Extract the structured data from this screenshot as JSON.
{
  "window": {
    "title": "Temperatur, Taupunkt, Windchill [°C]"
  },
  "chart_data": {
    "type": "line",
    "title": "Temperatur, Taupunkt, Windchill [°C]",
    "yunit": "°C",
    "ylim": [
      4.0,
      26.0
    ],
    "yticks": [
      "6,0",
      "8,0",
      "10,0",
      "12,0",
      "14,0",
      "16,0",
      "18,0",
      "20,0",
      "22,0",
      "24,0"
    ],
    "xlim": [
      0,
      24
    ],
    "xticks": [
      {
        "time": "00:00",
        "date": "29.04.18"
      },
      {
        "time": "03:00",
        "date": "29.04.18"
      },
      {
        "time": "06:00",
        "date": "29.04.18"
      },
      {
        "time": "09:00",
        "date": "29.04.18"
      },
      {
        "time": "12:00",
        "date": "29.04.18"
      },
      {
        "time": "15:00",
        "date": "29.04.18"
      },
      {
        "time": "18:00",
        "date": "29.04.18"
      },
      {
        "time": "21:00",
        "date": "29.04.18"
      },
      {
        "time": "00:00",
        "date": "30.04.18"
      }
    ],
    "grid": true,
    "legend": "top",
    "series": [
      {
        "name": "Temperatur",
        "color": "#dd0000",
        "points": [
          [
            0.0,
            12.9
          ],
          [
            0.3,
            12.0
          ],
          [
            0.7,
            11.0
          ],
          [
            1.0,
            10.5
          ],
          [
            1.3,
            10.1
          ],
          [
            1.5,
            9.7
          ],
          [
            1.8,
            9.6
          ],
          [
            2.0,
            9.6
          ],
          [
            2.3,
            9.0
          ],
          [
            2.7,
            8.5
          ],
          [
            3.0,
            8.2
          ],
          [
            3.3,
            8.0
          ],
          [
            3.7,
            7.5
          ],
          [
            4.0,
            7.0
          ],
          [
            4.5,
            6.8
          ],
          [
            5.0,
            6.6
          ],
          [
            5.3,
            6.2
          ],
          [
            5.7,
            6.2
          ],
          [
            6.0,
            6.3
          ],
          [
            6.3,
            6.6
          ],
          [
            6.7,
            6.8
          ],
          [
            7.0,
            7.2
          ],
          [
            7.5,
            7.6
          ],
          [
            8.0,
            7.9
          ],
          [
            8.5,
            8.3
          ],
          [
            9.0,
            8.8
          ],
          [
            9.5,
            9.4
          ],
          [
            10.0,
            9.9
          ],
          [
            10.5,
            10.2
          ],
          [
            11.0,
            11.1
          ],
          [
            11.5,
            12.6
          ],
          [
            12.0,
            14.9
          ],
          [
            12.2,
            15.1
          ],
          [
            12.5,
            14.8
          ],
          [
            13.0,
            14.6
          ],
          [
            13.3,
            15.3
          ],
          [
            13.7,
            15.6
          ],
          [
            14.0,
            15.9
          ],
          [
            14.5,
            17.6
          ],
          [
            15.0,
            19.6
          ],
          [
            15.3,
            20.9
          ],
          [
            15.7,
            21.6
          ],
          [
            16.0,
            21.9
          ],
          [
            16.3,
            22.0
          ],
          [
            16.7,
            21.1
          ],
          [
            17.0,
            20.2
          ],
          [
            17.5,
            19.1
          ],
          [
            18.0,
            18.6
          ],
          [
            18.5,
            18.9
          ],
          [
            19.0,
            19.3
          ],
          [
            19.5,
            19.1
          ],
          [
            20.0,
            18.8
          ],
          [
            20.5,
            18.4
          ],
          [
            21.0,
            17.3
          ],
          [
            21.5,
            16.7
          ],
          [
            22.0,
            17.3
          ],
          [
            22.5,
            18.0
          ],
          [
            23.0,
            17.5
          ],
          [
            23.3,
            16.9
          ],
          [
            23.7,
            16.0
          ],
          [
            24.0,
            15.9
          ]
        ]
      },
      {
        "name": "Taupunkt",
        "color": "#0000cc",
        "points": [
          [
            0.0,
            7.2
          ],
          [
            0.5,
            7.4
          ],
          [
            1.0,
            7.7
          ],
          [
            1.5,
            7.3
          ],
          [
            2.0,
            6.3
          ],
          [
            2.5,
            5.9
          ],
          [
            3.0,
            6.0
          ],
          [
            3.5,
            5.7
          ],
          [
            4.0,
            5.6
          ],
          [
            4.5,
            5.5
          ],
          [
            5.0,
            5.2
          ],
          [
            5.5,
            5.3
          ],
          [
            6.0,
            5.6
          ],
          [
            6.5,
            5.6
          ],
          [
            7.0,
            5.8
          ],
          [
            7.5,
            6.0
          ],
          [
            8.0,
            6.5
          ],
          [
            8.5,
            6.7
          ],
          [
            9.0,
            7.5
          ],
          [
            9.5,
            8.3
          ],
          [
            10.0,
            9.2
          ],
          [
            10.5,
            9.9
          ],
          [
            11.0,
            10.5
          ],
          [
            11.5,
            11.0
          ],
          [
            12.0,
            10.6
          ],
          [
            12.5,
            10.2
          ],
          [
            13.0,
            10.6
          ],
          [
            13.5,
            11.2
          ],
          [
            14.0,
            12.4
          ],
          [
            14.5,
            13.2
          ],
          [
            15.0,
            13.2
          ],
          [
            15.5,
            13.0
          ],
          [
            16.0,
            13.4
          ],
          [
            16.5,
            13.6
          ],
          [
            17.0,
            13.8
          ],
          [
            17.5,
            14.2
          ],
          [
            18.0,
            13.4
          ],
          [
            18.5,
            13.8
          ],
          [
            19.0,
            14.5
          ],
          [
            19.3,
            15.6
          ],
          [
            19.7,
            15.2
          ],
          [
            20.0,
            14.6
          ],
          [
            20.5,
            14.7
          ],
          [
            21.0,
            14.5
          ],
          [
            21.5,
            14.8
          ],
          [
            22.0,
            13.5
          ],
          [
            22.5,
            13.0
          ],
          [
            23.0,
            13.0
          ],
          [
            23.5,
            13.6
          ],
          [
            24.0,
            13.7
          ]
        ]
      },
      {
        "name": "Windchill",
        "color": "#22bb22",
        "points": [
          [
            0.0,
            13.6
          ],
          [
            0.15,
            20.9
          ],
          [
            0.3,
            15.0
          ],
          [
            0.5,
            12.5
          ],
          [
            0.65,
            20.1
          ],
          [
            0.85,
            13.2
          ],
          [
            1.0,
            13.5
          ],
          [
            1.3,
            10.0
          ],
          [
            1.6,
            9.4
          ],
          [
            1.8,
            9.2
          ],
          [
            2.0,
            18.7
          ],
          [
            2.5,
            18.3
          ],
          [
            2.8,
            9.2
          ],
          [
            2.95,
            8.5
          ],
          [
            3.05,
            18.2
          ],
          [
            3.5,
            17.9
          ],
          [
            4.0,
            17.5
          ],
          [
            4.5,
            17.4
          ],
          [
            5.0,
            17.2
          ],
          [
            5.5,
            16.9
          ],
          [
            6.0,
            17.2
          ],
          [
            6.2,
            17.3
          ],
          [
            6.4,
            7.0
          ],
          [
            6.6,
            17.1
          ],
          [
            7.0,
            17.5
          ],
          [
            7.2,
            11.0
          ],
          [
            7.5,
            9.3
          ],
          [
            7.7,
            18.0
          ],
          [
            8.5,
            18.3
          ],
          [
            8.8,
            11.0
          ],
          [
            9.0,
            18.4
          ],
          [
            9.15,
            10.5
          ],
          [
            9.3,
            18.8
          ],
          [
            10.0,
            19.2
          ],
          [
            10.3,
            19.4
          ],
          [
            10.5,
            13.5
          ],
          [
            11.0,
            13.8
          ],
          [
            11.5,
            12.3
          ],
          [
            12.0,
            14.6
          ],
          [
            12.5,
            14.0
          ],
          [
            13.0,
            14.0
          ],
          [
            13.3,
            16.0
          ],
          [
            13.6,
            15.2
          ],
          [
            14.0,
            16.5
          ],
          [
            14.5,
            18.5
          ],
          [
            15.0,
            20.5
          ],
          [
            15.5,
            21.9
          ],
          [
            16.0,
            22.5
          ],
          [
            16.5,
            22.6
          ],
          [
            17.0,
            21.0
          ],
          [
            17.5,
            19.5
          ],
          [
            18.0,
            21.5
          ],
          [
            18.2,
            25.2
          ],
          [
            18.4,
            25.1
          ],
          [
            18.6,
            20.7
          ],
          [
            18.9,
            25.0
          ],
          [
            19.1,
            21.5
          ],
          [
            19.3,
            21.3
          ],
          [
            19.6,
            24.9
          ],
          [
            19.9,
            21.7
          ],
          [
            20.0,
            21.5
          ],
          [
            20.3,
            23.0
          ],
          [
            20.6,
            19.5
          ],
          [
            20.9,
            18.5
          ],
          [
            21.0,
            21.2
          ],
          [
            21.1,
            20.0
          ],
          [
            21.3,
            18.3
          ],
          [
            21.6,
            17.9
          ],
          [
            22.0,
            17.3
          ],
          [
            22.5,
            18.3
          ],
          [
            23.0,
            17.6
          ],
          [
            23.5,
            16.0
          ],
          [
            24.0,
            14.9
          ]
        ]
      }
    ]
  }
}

-*-*-

Challenge
List all lines where "title" occurs.

Expected answer
    "title": "Temperatur, Taupunkt, Windchill [°C]"
    "title": "Temperatur, Taupunkt, Windchill [°C]",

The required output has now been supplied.